GOAL =>
Reproduce each of the lines word for word.

[Data entries]
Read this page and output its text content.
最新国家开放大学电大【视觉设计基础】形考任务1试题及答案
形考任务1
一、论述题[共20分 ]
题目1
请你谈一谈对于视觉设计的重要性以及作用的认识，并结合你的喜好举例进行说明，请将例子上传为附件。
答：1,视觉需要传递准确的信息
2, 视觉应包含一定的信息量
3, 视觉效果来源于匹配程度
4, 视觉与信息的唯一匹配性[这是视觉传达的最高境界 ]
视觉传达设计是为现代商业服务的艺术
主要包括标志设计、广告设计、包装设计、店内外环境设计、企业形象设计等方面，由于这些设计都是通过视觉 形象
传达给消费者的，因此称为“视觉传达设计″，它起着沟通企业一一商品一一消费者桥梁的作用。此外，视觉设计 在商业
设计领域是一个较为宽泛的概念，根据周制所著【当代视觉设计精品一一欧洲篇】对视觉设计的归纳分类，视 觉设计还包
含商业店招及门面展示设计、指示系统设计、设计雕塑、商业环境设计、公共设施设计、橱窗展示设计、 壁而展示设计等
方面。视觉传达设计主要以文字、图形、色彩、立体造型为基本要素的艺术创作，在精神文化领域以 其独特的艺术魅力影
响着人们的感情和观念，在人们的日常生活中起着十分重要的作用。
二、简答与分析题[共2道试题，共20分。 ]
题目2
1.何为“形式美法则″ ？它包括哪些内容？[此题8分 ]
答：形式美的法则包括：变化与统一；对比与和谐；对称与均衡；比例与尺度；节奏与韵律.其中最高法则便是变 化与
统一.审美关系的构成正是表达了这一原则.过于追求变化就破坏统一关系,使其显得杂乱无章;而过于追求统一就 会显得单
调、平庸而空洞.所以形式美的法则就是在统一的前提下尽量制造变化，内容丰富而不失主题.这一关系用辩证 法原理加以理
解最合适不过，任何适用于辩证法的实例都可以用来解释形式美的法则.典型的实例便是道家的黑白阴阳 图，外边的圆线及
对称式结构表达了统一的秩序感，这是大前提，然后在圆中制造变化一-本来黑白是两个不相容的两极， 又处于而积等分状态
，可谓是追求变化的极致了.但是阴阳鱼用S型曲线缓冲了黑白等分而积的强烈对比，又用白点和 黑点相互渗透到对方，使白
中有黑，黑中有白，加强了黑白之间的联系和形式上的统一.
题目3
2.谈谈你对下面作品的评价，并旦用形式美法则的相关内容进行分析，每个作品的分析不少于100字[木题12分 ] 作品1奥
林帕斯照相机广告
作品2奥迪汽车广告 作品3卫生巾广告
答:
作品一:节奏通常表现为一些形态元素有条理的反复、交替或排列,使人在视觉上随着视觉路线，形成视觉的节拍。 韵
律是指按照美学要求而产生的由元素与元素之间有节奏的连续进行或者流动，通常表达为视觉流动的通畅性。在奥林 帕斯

TASK SOLUTION =>
Read this page and output its text content.
最新国家开放大学电大【视觉设计基础】形考任务1试题及答案
形考任务1
一、论述题[共20分 ]
题目1
请你谈一谈对于视觉设计的重要性以及作用的认识，并结合你的喜好举例进行说明，请将例子上传为附件。
答：1,视觉需要传递准确的信息
2, 视觉应包含一定的信息量
3, 视觉效果来源于匹配程度
4, 视觉与信息的唯一匹配性[这是视觉传达的最高境界 ]
视觉传达设计是为现代商业服务的艺术
主要包括标志设计、广告设计、包装设计、店内外环境设计、企业形象设计等方面，由于这些设计都是通过视觉 形象
传达给消费者的，因此称为“视觉传达设计″，它起着沟通企业一一商品一一消费者桥梁的作用。此外，视觉设计 在商业
设计领域是一个较为宽泛的概念，根据周制所著【当代视觉设计精品一一欧洲篇】对视觉设计的归纳分类，视 觉设计还包
含商业店招及门面展示设计、指示系统设计、设计雕塑、商业环境设计、公共设施设计、橱窗展示设计、 壁而展示设计等
方面。视觉传达设计主要以文字、图形、色彩、立体造型为基本要素的艺术创作，在精神文化领域以 其独特的艺术魅力影
响着人们的感情和观念，在人们的日常生活中起着十分重要的作用。
二、简答与分析题[共2道试题，共20分。 ]
题目2
1.何为“形式美法则″ ？它包括哪些内容？[此题8分 ]
答：形式美的法则包括：变化与统一；对比与和谐；对称与均衡；比例与尺度；节奏与韵律.其中最高法则便是变 化与
统一.审美关系的构成正是表达了这一原则.过于追求变化就破坏统一关系,使其显得杂乱无章;而过于追求统一就 会显得单
调、平庸而空洞.所以形式美的法则就是在统一的前提下尽量制造变化，内容丰富而不失主题.这一关系用辩证 法原理加以理
解最合适不过，任何适用于辩证法的实例都可以用来解释形式美的法则.典型的实例便是道家的黑白阴阳 图，外边的圆线及
对称式结构表达了统一的秩序感，这是大前提，然后在圆中制造变化一-本来黑白是两个不相容的两极， 又处于而积等分状态
，可谓是追求变化的极致了.但是阴阳鱼用S型曲线缓冲了黑白等分而积的强烈对比，又用白点和 黑点相互渗透到对方，使白
中有黑，黑中有白，加强了黑白之间的联系和形式上的统一.
题目3
2.谈谈你对下面作品的评价，并旦用形式美法则的相关内容进行分析，每个作品的分析不少于100字[木题12分 ] 作品1奥
林帕斯照相机广告
作品2奥迪汽车广告 作品3卫生巾广告
答:
作品一:节奏通常表现为一些形态元素有条理的反复、交替或排列,使人在视觉上随着视觉路线，形成视觉的节拍。 韵
律是指按照美学要求而产生的由元素与元素之间有节奏的连续进行或者流动，通常表达为视觉流动的通畅性。在奥林 帕斯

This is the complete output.